Figure record extracts:
------------------------------------------------------------------------
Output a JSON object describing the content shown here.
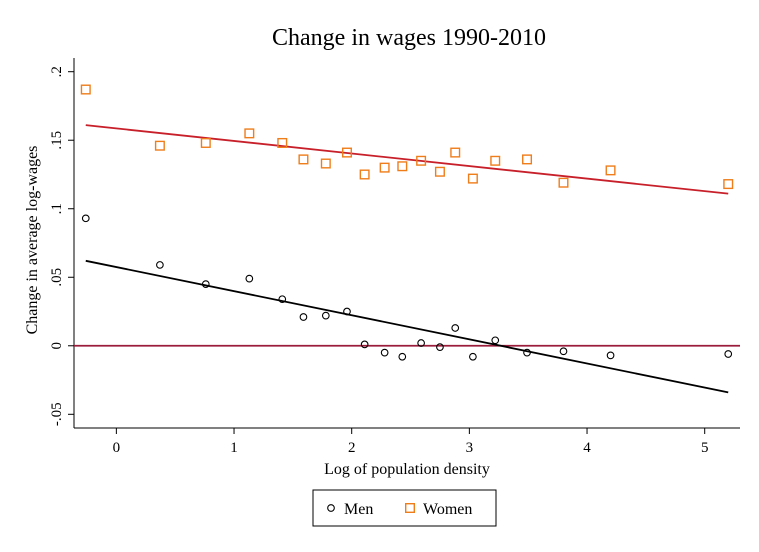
{
  "chart_data": {
    "type": "scatter",
    "title": "Change in wages 1990-2010",
    "xlabel": "Log of population density",
    "ylabel": "Change in average log-wages",
    "xlim": [
      -0.36,
      5.3
    ],
    "ylim": [
      -0.06,
      0.21
    ],
    "xticks": [
      0,
      1,
      2,
      3,
      4,
      5
    ],
    "xtick_labels": [
      "0",
      "1",
      "2",
      "3",
      "4",
      "5"
    ],
    "yticks": [
      -0.05,
      0,
      0.05,
      0.1,
      0.15,
      0.2
    ],
    "ytick_labels": [
      "-.05",
      "0",
      ".05",
      ".1",
      ".15",
      ".2"
    ],
    "grid": false,
    "legend_position": "bottom-center",
    "reference_line": {
      "y": 0,
      "color": "#9b1b3b"
    },
    "series": [
      {
        "name": "Men",
        "marker": "circle",
        "color": "#000000",
        "fit_color": "#000000",
        "points": [
          [
            -0.26,
            0.093
          ],
          [
            0.37,
            0.059
          ],
          [
            0.76,
            0.045
          ],
          [
            1.13,
            0.049
          ],
          [
            1.41,
            0.034
          ],
          [
            1.59,
            0.021
          ],
          [
            1.78,
            0.022
          ],
          [
            1.96,
            0.025
          ],
          [
            2.11,
            0.001
          ],
          [
            2.28,
            -0.005
          ],
          [
            2.43,
            -0.008
          ],
          [
            2.59,
            0.002
          ],
          [
            2.75,
            -0.001
          ],
          [
            2.88,
            0.013
          ],
          [
            3.03,
            -0.008
          ],
          [
            3.22,
            0.004
          ],
          [
            3.49,
            -0.005
          ],
          [
            3.8,
            -0.004
          ],
          [
            4.2,
            -0.007
          ],
          [
            5.2,
            -0.006
          ]
        ],
        "fit": [
          [
            -0.26,
            0.062
          ],
          [
            5.2,
            -0.034
          ]
        ]
      },
      {
        "name": "Women",
        "marker": "square",
        "color": "#ef7d1a",
        "fit_color": "#c8202a",
        "points": [
          [
            -0.26,
            0.187
          ],
          [
            0.37,
            0.146
          ],
          [
            0.76,
            0.148
          ],
          [
            1.13,
            0.155
          ],
          [
            1.41,
            0.148
          ],
          [
            1.59,
            0.136
          ],
          [
            1.78,
            0.133
          ],
          [
            1.96,
            0.141
          ],
          [
            2.11,
            0.125
          ],
          [
            2.28,
            0.13
          ],
          [
            2.43,
            0.131
          ],
          [
            2.59,
            0.135
          ],
          [
            2.75,
            0.127
          ],
          [
            2.88,
            0.141
          ],
          [
            3.03,
            0.122
          ],
          [
            3.22,
            0.135
          ],
          [
            3.49,
            0.136
          ],
          [
            3.8,
            0.119
          ],
          [
            4.2,
            0.128
          ],
          [
            5.2,
            0.118
          ]
        ],
        "fit": [
          [
            -0.26,
            0.161
          ],
          [
            5.2,
            0.111
          ]
        ]
      }
    ]
  }
}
------------------------------------------------------------------------
TASK PROMPT: All of the data needs repeating exactly, but the pictures do not.

PROBLEM SOLUTION:
Output a JSON object describing the content shown here.
{
  "chart_data": {
    "type": "scatter",
    "title": "Change in wages 1990-2010",
    "xlabel": "Log of population density",
    "ylabel": "Change in average log-wages",
    "xlim": [
      -0.36,
      5.3
    ],
    "ylim": [
      -0.06,
      0.21
    ],
    "xticks": [
      0,
      1,
      2,
      3,
      4,
      5
    ],
    "xtick_labels": [
      "0",
      "1",
      "2",
      "3",
      "4",
      "5"
    ],
    "yticks": [
      -0.05,
      0,
      0.05,
      0.1,
      0.15,
      0.2
    ],
    "ytick_labels": [
      "-.05",
      "0",
      ".05",
      ".1",
      ".15",
      ".2"
    ],
    "grid": false,
    "legend_position": "bottom-center",
    "reference_line": {
      "y": 0,
      "color": "#9b1b3b"
    },
    "series": [
      {
        "name": "Men",
        "marker": "circle",
        "color": "#000000",
        "fit_color": "#000000",
        "points": [
          [
            -0.26,
            0.093
          ],
          [
            0.37,
            0.059
          ],
          [
            0.76,
            0.045
          ],
          [
            1.13,
            0.049
          ],
          [
            1.41,
            0.034
          ],
          [
            1.59,
            0.021
          ],
          [
            1.78,
            0.022
          ],
          [
            1.96,
            0.025
          ],
          [
            2.11,
            0.001
          ],
          [
            2.28,
            -0.005
          ],
          [
            2.43,
            -0.008
          ],
          [
            2.59,
            0.002
          ],
          [
            2.75,
            -0.001
          ],
          [
            2.88,
            0.013
          ],
          [
            3.03,
            -0.008
          ],
          [
            3.22,
            0.004
          ],
          [
            3.49,
            -0.005
          ],
          [
            3.8,
            -0.004
          ],
          [
            4.2,
            -0.007
          ],
          [
            5.2,
            -0.006
          ]
        ],
        "fit": [
          [
            -0.26,
            0.062
          ],
          [
            5.2,
            -0.034
          ]
        ]
      },
      {
        "name": "Women",
        "marker": "square",
        "color": "#ef7d1a",
        "fit_color": "#c8202a",
        "points": [
          [
            -0.26,
            0.187
          ],
          [
            0.37,
            0.146
          ],
          [
            0.76,
            0.148
          ],
          [
            1.13,
            0.155
          ],
          [
            1.41,
            0.148
          ],
          [
            1.59,
            0.136
          ],
          [
            1.78,
            0.133
          ],
          [
            1.96,
            0.141
          ],
          [
            2.11,
            0.125
          ],
          [
            2.28,
            0.13
          ],
          [
            2.43,
            0.131
          ],
          [
            2.59,
            0.135
          ],
          [
            2.75,
            0.127
          ],
          [
            2.88,
            0.141
          ],
          [
            3.03,
            0.122
          ],
          [
            3.22,
            0.135
          ],
          [
            3.49,
            0.136
          ],
          [
            3.8,
            0.119
          ],
          [
            4.2,
            0.128
          ],
          [
            5.2,
            0.118
          ]
        ],
        "fit": [
          [
            -0.26,
            0.161
          ],
          [
            5.2,
            0.111
          ]
        ]
      }
    ]
  }
}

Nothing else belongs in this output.